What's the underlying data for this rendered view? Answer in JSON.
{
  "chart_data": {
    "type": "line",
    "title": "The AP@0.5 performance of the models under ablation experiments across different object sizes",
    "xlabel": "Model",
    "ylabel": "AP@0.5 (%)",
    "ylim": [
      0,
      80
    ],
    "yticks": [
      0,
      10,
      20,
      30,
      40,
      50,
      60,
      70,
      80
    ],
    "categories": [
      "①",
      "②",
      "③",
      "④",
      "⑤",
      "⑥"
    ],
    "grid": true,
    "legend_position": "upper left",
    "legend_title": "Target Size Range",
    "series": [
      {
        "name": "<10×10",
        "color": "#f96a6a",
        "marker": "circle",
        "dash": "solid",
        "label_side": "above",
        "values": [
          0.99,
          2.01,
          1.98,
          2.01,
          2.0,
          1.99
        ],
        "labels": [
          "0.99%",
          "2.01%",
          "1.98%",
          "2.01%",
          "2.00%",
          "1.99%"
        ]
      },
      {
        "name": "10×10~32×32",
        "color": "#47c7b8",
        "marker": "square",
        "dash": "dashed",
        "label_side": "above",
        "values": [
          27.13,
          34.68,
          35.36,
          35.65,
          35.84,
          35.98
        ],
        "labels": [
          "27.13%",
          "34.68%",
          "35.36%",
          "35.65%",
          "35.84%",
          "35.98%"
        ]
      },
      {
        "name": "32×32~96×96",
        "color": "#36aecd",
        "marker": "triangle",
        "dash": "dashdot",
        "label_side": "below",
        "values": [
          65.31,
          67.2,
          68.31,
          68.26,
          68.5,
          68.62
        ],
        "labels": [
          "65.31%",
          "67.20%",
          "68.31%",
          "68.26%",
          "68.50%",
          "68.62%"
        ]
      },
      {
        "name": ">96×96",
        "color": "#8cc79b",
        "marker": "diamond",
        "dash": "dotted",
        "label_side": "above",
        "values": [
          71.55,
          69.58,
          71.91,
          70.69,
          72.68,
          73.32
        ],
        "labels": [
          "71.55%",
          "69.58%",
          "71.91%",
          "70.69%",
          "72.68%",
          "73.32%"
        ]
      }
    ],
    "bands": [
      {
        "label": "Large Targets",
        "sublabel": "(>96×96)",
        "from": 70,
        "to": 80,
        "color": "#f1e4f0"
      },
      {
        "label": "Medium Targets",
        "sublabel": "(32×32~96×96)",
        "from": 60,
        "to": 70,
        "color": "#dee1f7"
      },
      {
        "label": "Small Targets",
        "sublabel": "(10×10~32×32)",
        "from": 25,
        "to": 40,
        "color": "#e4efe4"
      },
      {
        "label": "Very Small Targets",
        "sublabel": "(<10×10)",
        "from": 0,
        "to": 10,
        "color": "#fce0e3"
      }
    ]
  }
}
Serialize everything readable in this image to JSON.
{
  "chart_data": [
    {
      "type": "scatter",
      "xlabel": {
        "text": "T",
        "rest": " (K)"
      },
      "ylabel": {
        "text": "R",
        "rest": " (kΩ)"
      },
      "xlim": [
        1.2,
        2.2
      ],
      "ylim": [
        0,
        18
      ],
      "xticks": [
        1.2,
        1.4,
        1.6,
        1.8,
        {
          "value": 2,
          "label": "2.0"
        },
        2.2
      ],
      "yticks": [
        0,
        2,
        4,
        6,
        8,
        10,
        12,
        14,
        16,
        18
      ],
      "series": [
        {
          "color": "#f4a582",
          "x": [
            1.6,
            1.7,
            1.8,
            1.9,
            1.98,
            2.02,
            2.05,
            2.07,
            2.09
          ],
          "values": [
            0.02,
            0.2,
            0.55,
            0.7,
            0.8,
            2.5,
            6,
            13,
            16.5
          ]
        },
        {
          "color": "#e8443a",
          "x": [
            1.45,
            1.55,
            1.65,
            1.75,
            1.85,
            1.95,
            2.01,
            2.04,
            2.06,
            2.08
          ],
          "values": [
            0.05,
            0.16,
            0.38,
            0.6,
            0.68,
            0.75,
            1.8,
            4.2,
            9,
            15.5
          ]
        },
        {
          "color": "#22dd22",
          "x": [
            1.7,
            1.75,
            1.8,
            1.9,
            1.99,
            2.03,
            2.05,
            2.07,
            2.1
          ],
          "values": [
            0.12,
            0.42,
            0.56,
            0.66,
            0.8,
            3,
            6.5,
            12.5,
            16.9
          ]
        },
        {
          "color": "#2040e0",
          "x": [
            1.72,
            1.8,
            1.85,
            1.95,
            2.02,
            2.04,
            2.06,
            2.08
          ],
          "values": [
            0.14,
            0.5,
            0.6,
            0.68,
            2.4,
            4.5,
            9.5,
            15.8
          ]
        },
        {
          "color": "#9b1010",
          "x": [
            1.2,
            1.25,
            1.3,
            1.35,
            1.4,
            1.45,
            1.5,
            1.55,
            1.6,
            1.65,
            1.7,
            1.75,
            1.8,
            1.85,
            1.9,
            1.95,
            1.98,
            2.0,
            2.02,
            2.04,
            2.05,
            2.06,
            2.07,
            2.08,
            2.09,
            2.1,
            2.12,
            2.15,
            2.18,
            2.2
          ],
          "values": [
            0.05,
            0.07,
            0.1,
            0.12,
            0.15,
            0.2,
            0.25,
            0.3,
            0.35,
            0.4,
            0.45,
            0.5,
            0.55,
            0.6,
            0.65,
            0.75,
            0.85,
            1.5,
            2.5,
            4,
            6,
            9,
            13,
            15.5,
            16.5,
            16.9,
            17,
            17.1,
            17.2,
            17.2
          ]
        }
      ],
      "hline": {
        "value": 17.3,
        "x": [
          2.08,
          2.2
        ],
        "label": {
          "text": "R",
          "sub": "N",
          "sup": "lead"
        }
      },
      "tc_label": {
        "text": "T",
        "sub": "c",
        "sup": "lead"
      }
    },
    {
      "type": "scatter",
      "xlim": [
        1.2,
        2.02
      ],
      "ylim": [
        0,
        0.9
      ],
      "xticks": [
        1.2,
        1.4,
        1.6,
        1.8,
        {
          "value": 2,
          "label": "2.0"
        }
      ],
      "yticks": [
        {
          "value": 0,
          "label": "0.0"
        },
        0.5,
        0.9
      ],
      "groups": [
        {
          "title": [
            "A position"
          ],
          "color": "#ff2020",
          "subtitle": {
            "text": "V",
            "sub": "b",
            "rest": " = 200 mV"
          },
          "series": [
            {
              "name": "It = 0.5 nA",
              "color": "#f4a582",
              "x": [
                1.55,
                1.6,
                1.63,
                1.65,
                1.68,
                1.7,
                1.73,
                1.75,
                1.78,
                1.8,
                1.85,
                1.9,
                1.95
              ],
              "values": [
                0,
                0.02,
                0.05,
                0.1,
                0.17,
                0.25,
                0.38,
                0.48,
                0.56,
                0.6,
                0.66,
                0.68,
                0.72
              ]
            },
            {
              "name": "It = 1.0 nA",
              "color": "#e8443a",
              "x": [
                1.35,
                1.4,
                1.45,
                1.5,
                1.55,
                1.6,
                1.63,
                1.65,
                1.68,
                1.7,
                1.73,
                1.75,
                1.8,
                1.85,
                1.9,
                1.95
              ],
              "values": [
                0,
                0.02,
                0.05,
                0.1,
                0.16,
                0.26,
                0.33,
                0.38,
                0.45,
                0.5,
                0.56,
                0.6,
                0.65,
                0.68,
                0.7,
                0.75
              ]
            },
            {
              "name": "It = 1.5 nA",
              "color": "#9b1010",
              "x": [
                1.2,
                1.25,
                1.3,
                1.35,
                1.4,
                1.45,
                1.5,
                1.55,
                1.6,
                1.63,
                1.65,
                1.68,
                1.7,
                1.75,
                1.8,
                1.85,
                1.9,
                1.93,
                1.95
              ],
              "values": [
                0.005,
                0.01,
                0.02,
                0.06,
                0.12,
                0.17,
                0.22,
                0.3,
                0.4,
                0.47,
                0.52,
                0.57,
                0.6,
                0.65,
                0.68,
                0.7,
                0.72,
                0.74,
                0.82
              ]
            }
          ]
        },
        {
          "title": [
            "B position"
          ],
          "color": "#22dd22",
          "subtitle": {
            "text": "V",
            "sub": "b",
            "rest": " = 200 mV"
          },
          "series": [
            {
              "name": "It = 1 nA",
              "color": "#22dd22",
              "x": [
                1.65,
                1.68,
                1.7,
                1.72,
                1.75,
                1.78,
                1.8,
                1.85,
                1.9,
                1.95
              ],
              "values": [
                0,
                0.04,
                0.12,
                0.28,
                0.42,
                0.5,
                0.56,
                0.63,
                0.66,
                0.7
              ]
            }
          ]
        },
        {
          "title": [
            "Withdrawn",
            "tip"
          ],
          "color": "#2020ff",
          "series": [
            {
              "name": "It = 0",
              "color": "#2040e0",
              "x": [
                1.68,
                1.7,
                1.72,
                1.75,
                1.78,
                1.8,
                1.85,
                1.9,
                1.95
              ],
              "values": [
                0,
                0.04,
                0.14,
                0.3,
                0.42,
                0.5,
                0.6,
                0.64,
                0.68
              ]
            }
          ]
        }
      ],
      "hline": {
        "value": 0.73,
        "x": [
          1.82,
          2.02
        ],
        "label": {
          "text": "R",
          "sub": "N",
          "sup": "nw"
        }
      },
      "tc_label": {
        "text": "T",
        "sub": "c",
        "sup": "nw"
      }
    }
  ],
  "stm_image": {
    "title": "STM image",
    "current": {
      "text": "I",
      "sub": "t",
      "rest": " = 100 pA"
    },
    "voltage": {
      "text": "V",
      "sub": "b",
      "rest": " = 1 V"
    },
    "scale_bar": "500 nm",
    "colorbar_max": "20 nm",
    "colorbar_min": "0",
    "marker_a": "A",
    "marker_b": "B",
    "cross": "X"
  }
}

* * * * *

■ What you are asked to do:
Pull out each line holding the string "JSON".

■ Completed exercise:
What's the underlying data for this rendered view? Answer in JSON.
Serialize everything readable in this image to JSON.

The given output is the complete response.